***** GIVEN DATA
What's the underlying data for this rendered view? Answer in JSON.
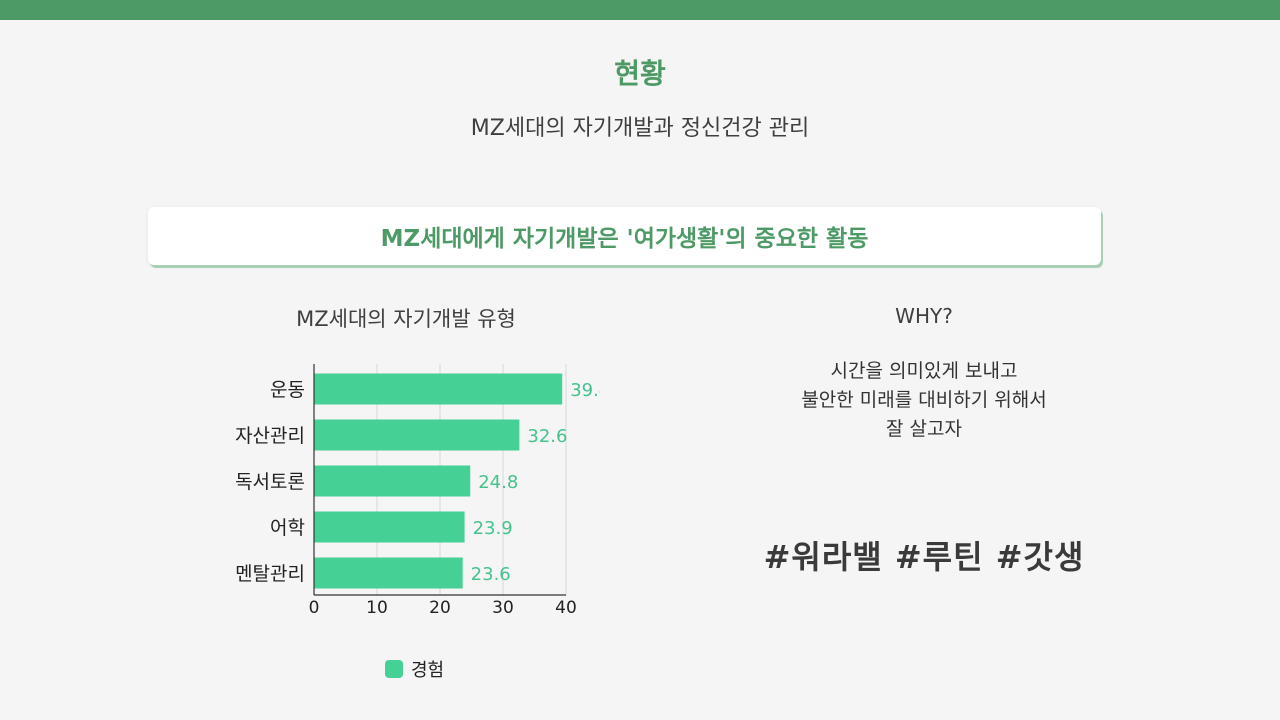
{
  "header": {
    "title": "현황",
    "subtitle": "MZ세대의 자기개발과 정신건강 관리"
  },
  "banner": {
    "text": "MZ세대에게 자기개발은 '여가생활'의 중요한 활동"
  },
  "why": {
    "title": "WHY?",
    "lines": [
      "시간을 의미있게 보내고",
      "불안한 미래를 대비하기 위해서",
      "잘 살고자"
    ],
    "hashtags": "#워라밸 #루틴 #갓생"
  },
  "colors": {
    "accent": "#4e9a66",
    "bar": "#45d096",
    "value_label": "#45c38d"
  },
  "chart_data": {
    "type": "bar",
    "orientation": "horizontal",
    "title": "MZ세대의 자기개발 유형",
    "categories": [
      "운동",
      "자산관리",
      "독서토론",
      "어학",
      "멘탈관리"
    ],
    "series": [
      {
        "name": "경험",
        "values": [
          39.4,
          32.6,
          24.8,
          23.9,
          23.6
        ]
      }
    ],
    "xlim": [
      0,
      40
    ],
    "xticks": [
      0,
      10,
      20,
      30,
      40
    ],
    "grid": true,
    "legend": "bottom"
  }
}
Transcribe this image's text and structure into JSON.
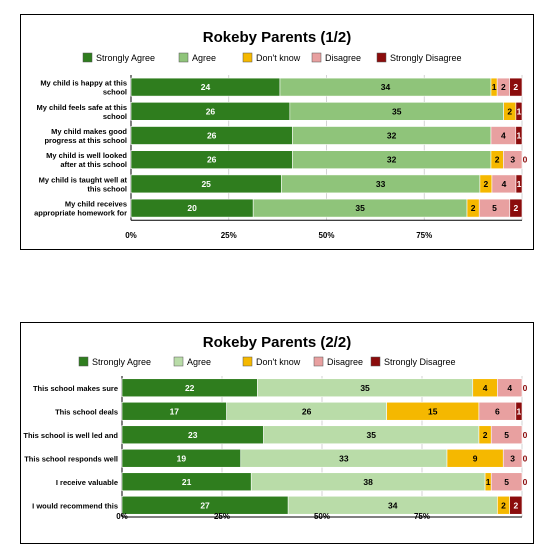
{
  "colors": {
    "strongly_agree": "#2f7d1e",
    "agree_1": "#8fc47a",
    "agree_2": "#b9dca8",
    "dont_know": "#f5b800",
    "disagree": "#e8a0a0",
    "strongly_disagree": "#8b0c0c"
  },
  "chart_data": [
    {
      "type": "bar",
      "orientation": "horizontal-stacked-100",
      "title": "Rokeby Parents (1/2)",
      "legend_position": "top",
      "grid": true,
      "xlim": [
        0,
        100
      ],
      "x_ticks": [
        "0%",
        "25%",
        "50%",
        "75%"
      ],
      "categories": [
        "My child is happy at this school",
        "My child feels safe at this school",
        "My child makes good progress at this school",
        "My child is well looked after at this school",
        "My child is taught well at this school",
        "My child receives appropriate homework for"
      ],
      "category_lines": [
        [
          "My child is happy at this",
          "school"
        ],
        [
          "My child feels safe at this",
          "school"
        ],
        [
          "My child makes good",
          "progress at this school"
        ],
        [
          "My child is well looked",
          "after at this school"
        ],
        [
          "My child is taught well at",
          "this school"
        ],
        [
          "My child receives",
          "appropriate homework for"
        ]
      ],
      "series": [
        {
          "name": "Strongly Agree",
          "values": [
            24,
            26,
            26,
            26,
            25,
            20
          ]
        },
        {
          "name": "Agree",
          "values": [
            34,
            35,
            32,
            32,
            33,
            35
          ]
        },
        {
          "name": "Don't know",
          "values": [
            1,
            2,
            0,
            2,
            2,
            2
          ]
        },
        {
          "name": "Disagree",
          "values": [
            2,
            0,
            4,
            3,
            4,
            5
          ]
        },
        {
          "name": "Strongly Disagree",
          "values": [
            2,
            1,
            1,
            0,
            1,
            2
          ]
        }
      ]
    },
    {
      "type": "bar",
      "orientation": "horizontal-stacked-100",
      "title": "Rokeby Parents (2/2)",
      "legend_position": "top",
      "grid": true,
      "xlim": [
        0,
        100
      ],
      "x_ticks": [
        "0%",
        "25%",
        "50%",
        "75%"
      ],
      "categories": [
        "This school makes sure",
        "This school deals",
        "This school is well led and",
        "This school responds well",
        "I receive valuable",
        "I would recommend this"
      ],
      "category_lines": [
        [
          "This school makes sure"
        ],
        [
          "This school deals"
        ],
        [
          "This school is well led and"
        ],
        [
          "This school responds well"
        ],
        [
          "I receive valuable"
        ],
        [
          "I would recommend this"
        ]
      ],
      "series": [
        {
          "name": "Strongly Agree",
          "values": [
            22,
            17,
            23,
            19,
            21,
            27
          ]
        },
        {
          "name": "Agree",
          "values": [
            35,
            26,
            35,
            33,
            38,
            34
          ]
        },
        {
          "name": "Don't know",
          "values": [
            4,
            15,
            2,
            9,
            1,
            2
          ]
        },
        {
          "name": "Disagree",
          "values": [
            4,
            6,
            5,
            3,
            5,
            0
          ]
        },
        {
          "name": "Strongly Disagree",
          "values": [
            0,
            1,
            0,
            0,
            0,
            2
          ]
        }
      ]
    }
  ]
}
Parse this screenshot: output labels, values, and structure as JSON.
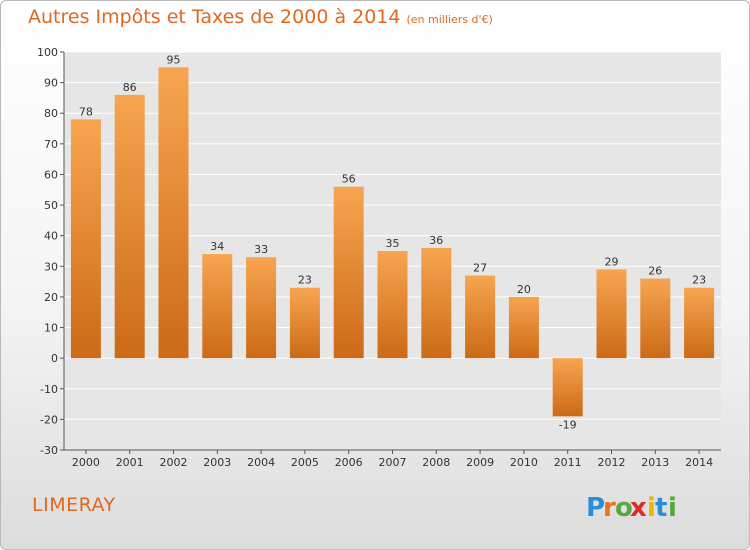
{
  "title": "Autres Impôts et Taxes de 2000 à 2014",
  "subtitle": "(en milliers d'€)",
  "commune": "LIMERAY",
  "brand": {
    "letters": [
      "P",
      "r",
      "o",
      "x",
      "i",
      "t",
      "i"
    ],
    "colors": [
      "#2a8fd6",
      "#e9731c",
      "#55a93a",
      "#e02a2a",
      "#f0b400",
      "#2a8fd6",
      "#55a93a"
    ]
  },
  "colors": {
    "accent": "#e06820",
    "bar_light": "#f7a550",
    "bar_dark": "#cc6a16",
    "plot_bg": "#e6e6e6",
    "grid": "#ffffff"
  },
  "chart_data": {
    "type": "bar",
    "categories": [
      "2000",
      "2001",
      "2002",
      "2003",
      "2004",
      "2005",
      "2006",
      "2007",
      "2008",
      "2009",
      "2010",
      "2011",
      "2012",
      "2013",
      "2014"
    ],
    "values": [
      78,
      86,
      95,
      34,
      33,
      23,
      56,
      35,
      36,
      27,
      20,
      -19,
      29,
      26,
      23
    ],
    "data_labels": [
      "78",
      "86",
      "95",
      "34",
      "33",
      "23",
      "56",
      "35",
      "36",
      "27",
      "20",
      "-19",
      "29",
      "26",
      "23"
    ],
    "ylim": [
      -30,
      100
    ],
    "yticks": [
      -30,
      -20,
      -10,
      0,
      10,
      20,
      30,
      40,
      50,
      60,
      70,
      80,
      90,
      100
    ],
    "ytick_labels": [
      "-30",
      "-20",
      "-10",
      "0",
      "10",
      "20",
      "30",
      "40",
      "50",
      "60",
      "70",
      "80",
      "90",
      "100"
    ],
    "grid": true,
    "xlabel": "",
    "ylabel": ""
  }
}
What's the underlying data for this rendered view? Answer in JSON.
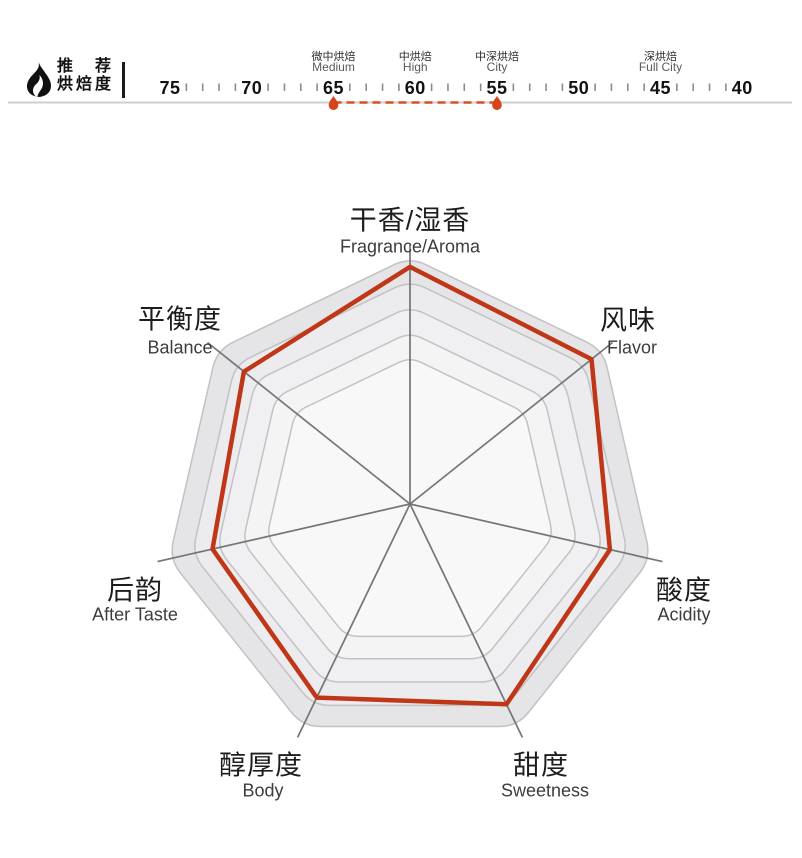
{
  "header": {
    "title_line1": "推 荐",
    "title_line2": "烘焙度"
  },
  "roast_scale": {
    "direction": "descending",
    "majors": [
      75,
      70,
      65,
      60,
      55,
      50,
      45,
      40
    ],
    "minor_ticks_per_interval": 4,
    "stages": [
      {
        "zh": "微中烘焙",
        "en": "Medium",
        "value": 65
      },
      {
        "zh": "中烘焙",
        "en": "High",
        "value": 60
      },
      {
        "zh": "中深烘焙",
        "en": "City",
        "value": 55
      },
      {
        "zh": "深烘焙",
        "en": "Full City",
        "value": 45
      }
    ],
    "recommended_range": {
      "from": 65,
      "to": 55
    },
    "colors": {
      "marker": "#d5451b",
      "dashed_line": "#d9501f",
      "baseline": "#cfcfcf",
      "tick": "#8c8c8c",
      "number": "#121212",
      "stage_zh": "#2b2b2b",
      "stage_en": "#5a5a5a"
    }
  },
  "chart_data": {
    "type": "radar",
    "axes": [
      {
        "zh": "干香/湿香",
        "en": "Fragrance/Aroma"
      },
      {
        "zh": "风味",
        "en": "Flavor"
      },
      {
        "zh": "酸度",
        "en": "Acidity"
      },
      {
        "zh": "甜度",
        "en": "Sweetness"
      },
      {
        "zh": "醇厚度",
        "en": "Body"
      },
      {
        "zh": "后韵",
        "en": "After Taste"
      },
      {
        "zh": "平衡度",
        "en": "Balance"
      }
    ],
    "axes_order": "clockwise-from-top",
    "values_fraction_of_max": [
      0.96,
      0.94,
      0.83,
      0.9,
      0.87,
      0.82,
      0.86
    ],
    "scale": {
      "min": 0,
      "max": 1
    },
    "ring_fractions": [
      1.0,
      0.905,
      0.8,
      0.695,
      0.595
    ],
    "grid": "concentric-rounded-heptagons",
    "legend": "none",
    "colors": {
      "series_stroke": "#bf3717",
      "ring_fills": [
        "#e5e5e7",
        "#ececee",
        "#f0f0f2",
        "#f4f4f5",
        "#f8f8f8"
      ],
      "ring_border": "#c2c2c4",
      "spoke": "#757575",
      "label_zh": "#1d1d1d",
      "label_en": "#3d3d3d"
    }
  }
}
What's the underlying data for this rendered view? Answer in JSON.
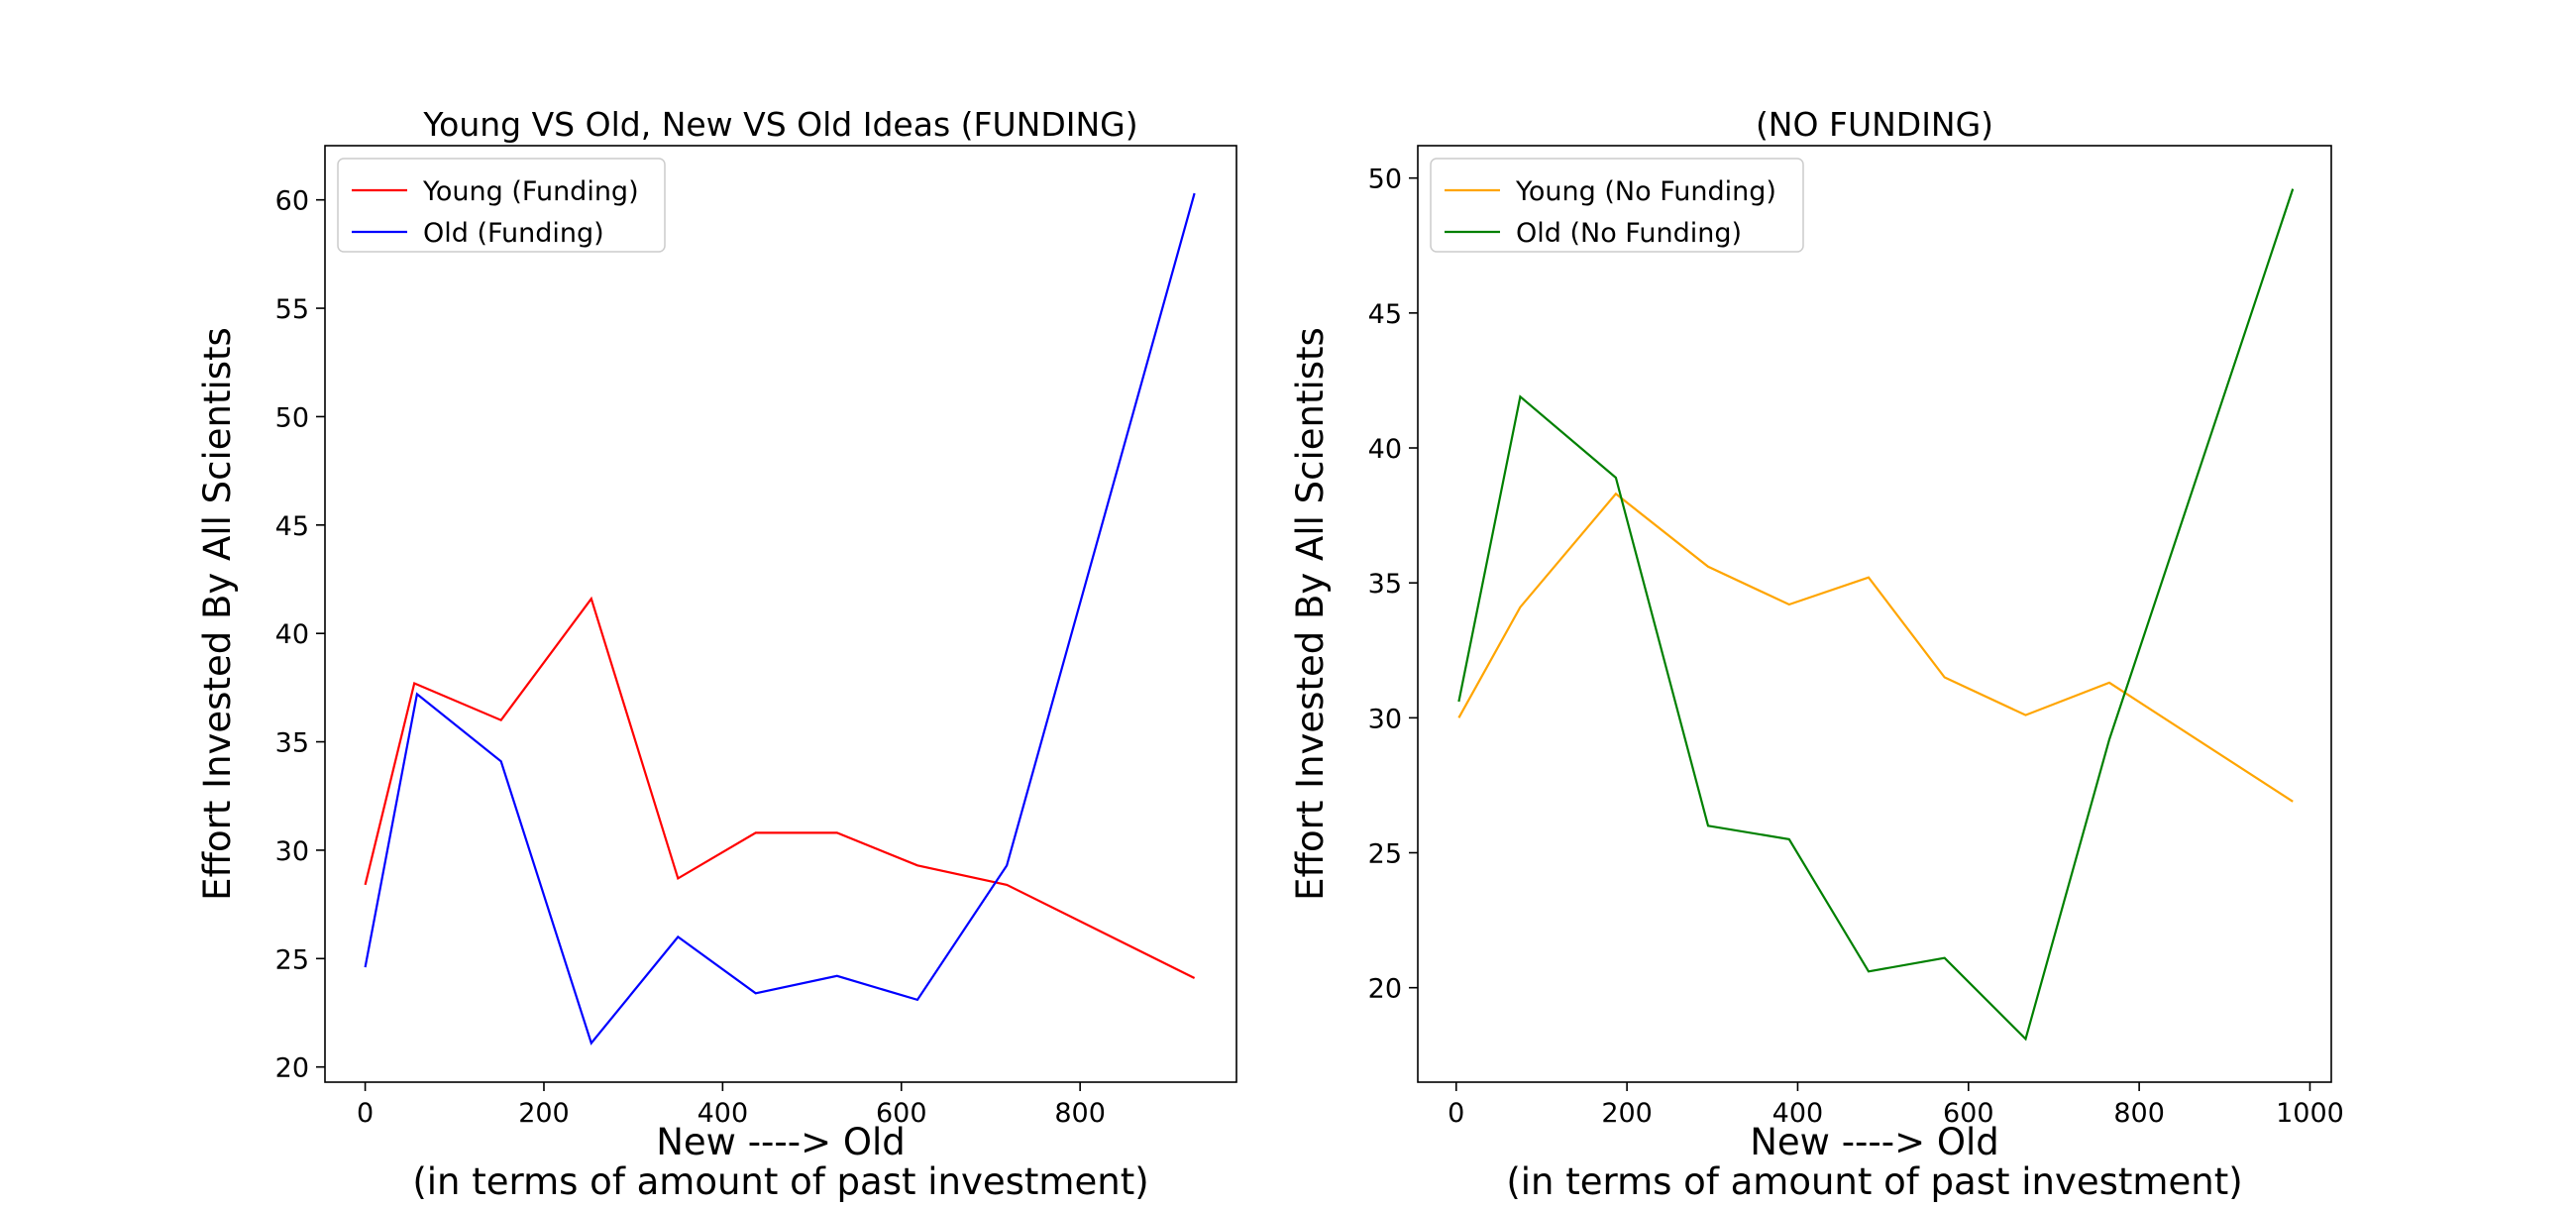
**********
» WHAT YOU ARE ASKED TO DO:
Pull every line holding "taught" out of the records.

» COMPLETED TASK:
        "My child is taught well at this school",
          "My child is taught well at",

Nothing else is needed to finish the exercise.